Given problem
Check each line of the entries below for the string "Returns"; copy every line where it appears.

Figure data in JSON:
— start —
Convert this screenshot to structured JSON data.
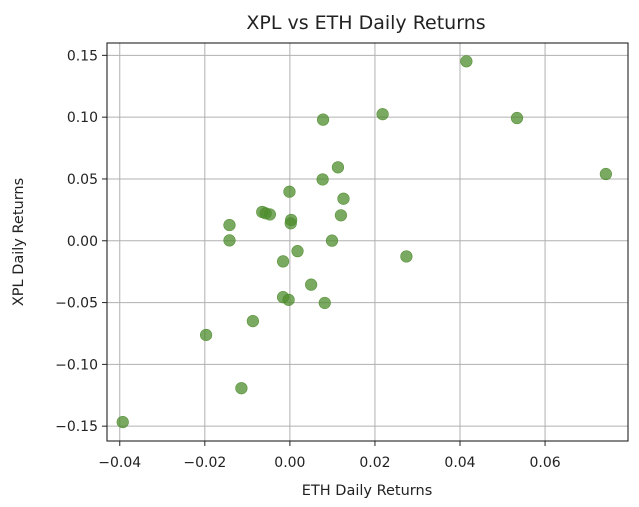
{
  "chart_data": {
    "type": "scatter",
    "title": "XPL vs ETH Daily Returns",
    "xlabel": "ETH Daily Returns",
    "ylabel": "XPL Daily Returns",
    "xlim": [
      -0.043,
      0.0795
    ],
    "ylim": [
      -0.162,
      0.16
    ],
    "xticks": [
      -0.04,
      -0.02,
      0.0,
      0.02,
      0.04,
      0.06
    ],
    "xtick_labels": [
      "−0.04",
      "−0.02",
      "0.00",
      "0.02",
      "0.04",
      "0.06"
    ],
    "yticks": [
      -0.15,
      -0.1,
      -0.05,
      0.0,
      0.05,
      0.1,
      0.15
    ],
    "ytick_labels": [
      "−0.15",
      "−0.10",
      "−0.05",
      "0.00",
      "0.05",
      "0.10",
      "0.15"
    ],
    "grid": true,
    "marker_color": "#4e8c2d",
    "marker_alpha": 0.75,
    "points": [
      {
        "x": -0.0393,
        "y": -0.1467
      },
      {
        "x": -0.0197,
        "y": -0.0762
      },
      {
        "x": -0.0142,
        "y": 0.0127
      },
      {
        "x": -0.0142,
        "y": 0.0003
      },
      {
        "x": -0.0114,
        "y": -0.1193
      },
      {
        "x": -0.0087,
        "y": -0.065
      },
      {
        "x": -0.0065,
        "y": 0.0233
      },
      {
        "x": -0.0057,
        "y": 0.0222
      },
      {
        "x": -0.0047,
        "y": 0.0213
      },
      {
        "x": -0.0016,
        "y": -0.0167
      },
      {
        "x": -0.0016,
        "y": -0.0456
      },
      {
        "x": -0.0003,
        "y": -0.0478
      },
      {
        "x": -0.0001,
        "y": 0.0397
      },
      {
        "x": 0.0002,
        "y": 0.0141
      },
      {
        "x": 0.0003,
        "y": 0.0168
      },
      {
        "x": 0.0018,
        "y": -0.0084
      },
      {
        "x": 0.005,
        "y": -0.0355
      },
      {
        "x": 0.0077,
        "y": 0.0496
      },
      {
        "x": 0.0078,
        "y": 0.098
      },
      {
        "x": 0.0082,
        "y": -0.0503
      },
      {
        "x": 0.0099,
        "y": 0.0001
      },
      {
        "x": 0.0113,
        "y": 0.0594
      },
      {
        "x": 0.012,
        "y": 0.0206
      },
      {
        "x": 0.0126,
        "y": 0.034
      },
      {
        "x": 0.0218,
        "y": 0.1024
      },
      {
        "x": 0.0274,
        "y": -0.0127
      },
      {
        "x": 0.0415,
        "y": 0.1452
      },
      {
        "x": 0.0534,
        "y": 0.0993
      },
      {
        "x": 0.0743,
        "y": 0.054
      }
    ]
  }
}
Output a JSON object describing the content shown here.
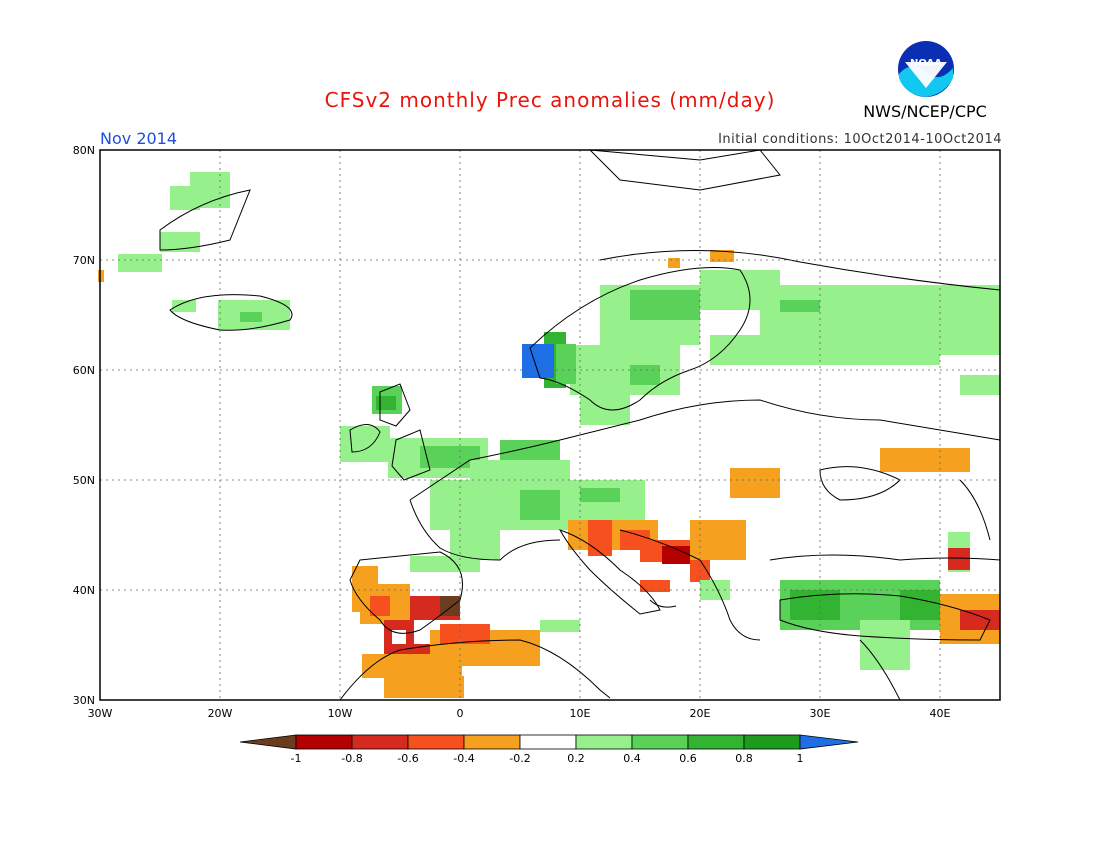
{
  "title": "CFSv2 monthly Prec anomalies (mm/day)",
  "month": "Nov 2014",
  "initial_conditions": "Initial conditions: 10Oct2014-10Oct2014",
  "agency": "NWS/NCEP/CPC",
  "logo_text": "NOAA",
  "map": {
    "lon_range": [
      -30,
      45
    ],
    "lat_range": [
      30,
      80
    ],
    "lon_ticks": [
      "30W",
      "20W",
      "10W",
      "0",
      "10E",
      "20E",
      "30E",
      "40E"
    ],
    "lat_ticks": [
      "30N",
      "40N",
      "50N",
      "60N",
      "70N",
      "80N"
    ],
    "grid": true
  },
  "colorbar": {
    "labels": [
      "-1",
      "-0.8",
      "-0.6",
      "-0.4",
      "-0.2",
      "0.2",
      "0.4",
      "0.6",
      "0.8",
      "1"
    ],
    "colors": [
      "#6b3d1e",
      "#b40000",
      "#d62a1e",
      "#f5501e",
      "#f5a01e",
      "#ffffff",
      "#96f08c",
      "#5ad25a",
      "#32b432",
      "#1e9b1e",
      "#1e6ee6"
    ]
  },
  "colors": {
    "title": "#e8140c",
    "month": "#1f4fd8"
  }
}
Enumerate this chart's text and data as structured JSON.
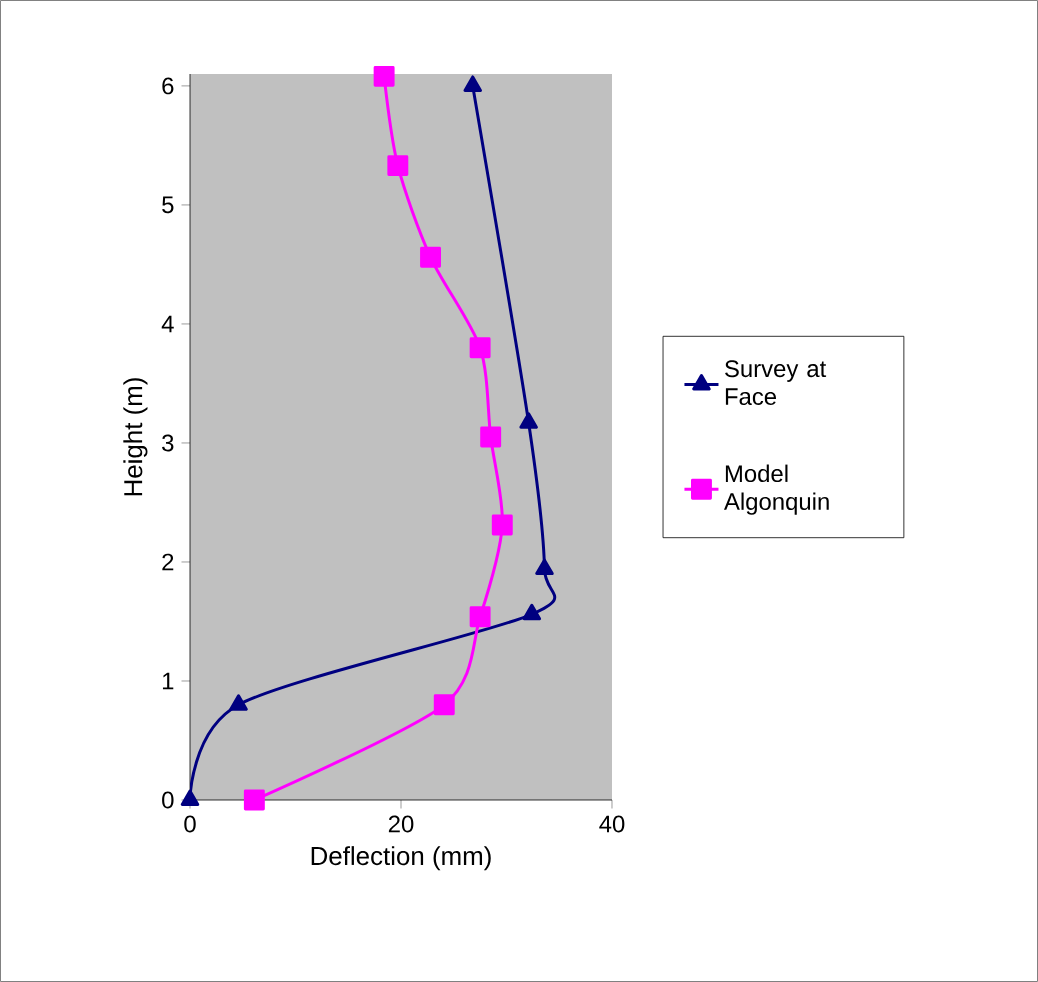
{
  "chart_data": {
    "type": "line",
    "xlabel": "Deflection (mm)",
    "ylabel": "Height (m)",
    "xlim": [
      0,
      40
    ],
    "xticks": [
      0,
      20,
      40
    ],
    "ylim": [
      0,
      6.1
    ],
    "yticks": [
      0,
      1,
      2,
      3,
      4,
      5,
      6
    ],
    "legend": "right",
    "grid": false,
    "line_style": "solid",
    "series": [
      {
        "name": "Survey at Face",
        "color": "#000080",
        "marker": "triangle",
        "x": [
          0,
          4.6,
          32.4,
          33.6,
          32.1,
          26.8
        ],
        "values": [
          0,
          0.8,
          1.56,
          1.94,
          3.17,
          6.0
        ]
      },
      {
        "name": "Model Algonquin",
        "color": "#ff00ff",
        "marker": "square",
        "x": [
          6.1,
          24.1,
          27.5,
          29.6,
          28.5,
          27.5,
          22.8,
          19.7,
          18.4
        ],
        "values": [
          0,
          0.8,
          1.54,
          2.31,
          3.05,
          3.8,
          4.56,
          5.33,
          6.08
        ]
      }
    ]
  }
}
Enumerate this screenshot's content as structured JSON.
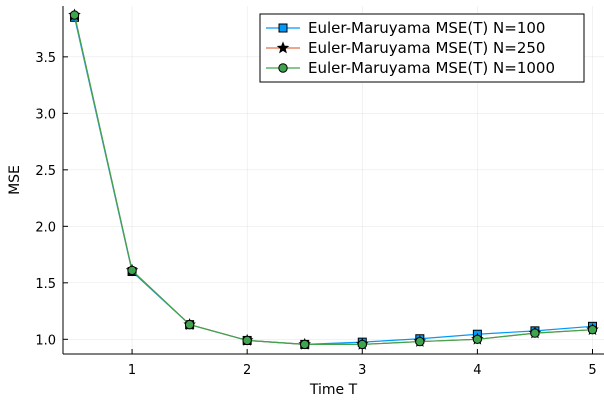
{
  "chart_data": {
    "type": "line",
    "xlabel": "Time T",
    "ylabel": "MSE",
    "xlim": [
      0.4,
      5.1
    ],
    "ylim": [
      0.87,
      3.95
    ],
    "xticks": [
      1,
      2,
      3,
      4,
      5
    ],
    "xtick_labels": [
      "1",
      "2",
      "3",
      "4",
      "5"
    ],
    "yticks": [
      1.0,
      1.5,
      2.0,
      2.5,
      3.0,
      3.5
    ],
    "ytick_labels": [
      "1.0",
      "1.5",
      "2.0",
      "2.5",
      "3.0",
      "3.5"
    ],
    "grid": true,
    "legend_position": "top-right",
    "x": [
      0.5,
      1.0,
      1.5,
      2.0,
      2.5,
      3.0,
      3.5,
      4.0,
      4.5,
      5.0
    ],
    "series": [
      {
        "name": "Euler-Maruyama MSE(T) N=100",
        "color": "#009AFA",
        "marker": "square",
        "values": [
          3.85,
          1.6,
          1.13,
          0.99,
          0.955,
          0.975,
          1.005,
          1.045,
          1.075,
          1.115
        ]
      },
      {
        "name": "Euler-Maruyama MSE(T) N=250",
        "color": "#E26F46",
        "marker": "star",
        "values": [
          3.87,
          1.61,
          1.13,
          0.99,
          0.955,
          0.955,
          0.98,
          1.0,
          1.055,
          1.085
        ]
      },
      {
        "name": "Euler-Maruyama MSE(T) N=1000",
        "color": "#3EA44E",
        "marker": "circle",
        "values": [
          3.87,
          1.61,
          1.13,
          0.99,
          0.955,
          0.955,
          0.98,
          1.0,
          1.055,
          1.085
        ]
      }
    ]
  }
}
— end —
Problem solution
    "title": "XPL vs ETH Daily Returns",
    "xlabel": "ETH Daily Returns",
    "ylabel": "XPL Daily Returns",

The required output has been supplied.